_TASK REQUIREMENTS_
Reproduce the lines below verbatim.

--- Start RECORDS FOR THIS TASK ---

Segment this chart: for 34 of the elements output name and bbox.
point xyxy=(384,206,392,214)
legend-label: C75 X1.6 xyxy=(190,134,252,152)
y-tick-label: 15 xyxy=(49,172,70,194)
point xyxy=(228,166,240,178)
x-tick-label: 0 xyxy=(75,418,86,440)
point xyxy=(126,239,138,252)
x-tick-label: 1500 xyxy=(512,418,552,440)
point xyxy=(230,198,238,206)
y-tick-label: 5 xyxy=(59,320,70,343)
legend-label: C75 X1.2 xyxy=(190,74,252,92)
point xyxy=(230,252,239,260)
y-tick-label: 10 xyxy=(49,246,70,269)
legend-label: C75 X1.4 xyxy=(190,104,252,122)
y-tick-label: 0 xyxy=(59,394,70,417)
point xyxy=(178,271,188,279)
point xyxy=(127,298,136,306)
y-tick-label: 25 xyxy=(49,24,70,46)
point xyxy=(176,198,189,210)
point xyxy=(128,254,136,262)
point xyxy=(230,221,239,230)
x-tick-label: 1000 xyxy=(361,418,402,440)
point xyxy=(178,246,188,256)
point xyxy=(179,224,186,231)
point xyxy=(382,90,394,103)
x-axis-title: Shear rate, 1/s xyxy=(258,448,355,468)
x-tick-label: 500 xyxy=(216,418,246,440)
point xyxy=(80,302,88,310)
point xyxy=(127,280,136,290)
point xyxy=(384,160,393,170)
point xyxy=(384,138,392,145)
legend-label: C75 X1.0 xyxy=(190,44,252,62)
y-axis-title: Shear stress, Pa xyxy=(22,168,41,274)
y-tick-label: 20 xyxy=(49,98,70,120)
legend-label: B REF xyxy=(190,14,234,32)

--- End RECORDS FOR THIS TASK ---

_RESPONSE TO THE TASK_
Segment this chart: for 34 of the elements output name and bbox.
point xyxy=(384,206,392,214)
legend-label: C75 X1.6 xyxy=(190,134,252,152)
y-tick-label: 15 xyxy=(49,172,70,194)
point xyxy=(228,166,240,178)
x-tick-label: 0 xyxy=(75,418,86,440)
point xyxy=(126,239,138,252)
x-tick-label: 1500 xyxy=(512,418,552,440)
point xyxy=(230,198,238,206)
y-tick-label: 5 xyxy=(59,320,70,343)
legend-label: C75 X1.2 xyxy=(190,74,252,92)
point xyxy=(230,252,239,260)
y-tick-label: 10 xyxy=(49,246,70,269)
legend-label: C75 X1.4 xyxy=(190,104,252,122)
y-tick-label: 0 xyxy=(59,394,70,417)
point xyxy=(178,271,188,279)
point xyxy=(127,298,136,306)
y-tick-label: 25 xyxy=(49,24,70,46)
point xyxy=(176,198,189,210)
point xyxy=(128,254,136,262)
point xyxy=(230,221,239,230)
x-tick-label: 1000 xyxy=(361,418,402,440)
point xyxy=(178,246,188,256)
point xyxy=(179,224,186,231)
point xyxy=(382,90,394,103)
x-axis-title: Shear rate, 1/s xyxy=(258,448,355,468)
x-tick-label: 500 xyxy=(216,418,246,440)
point xyxy=(80,302,88,310)
point xyxy=(127,280,136,290)
point xyxy=(384,160,393,170)
point xyxy=(384,138,392,145)
legend-label: C75 X1.0 xyxy=(190,44,252,62)
y-axis-title: Shear stress, Pa xyxy=(22,168,41,274)
y-tick-label: 20 xyxy=(49,98,70,120)
legend-label: B REF xyxy=(190,14,234,32)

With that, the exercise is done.